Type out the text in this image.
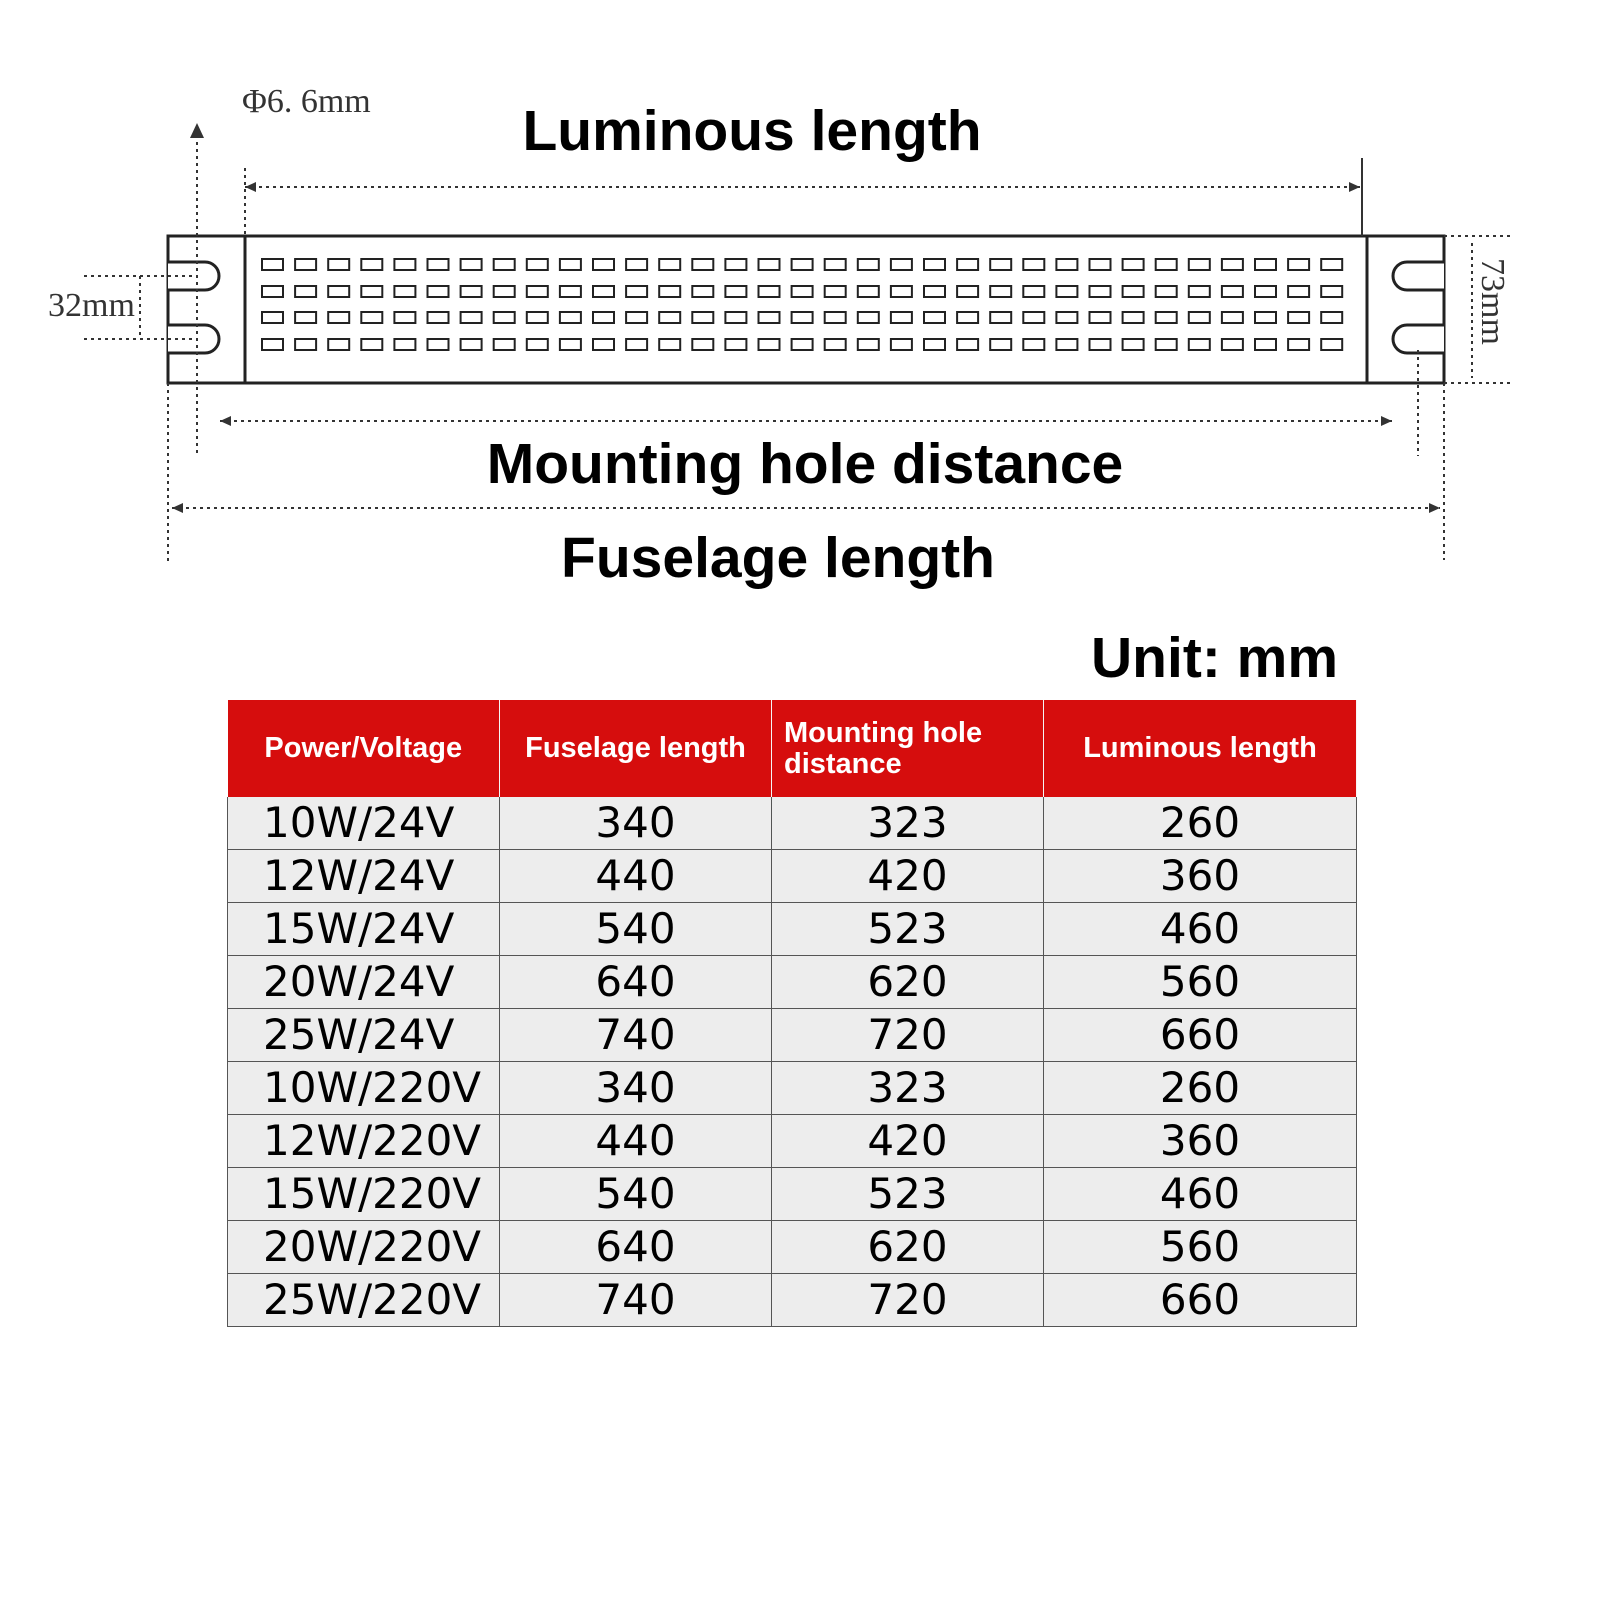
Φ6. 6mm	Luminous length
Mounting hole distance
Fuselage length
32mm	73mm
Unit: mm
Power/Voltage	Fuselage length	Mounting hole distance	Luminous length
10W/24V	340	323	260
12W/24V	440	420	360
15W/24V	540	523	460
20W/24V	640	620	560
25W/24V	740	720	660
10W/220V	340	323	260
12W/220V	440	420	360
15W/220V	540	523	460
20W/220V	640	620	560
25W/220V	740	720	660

Aim
Please write out all the data again word for word, but not the pictures.

Written reply
Type out the text in this image.
Φ6. 6mm	Luminous length
Mounting hole distance
Fuselage length
32mm	73mm
Unit: mm
Power/Voltage	Fuselage length	Mounting hole distance	Luminous length
10W/24V	340	323	260
12W/24V	440	420	360
15W/24V	540	523	460
20W/24V	640	620	560
25W/24V	740	720	660
10W/220V	340	323	260
12W/220V	440	420	360
15W/220V	540	523	460
20W/220V	640	620	560
25W/220V	740	720	660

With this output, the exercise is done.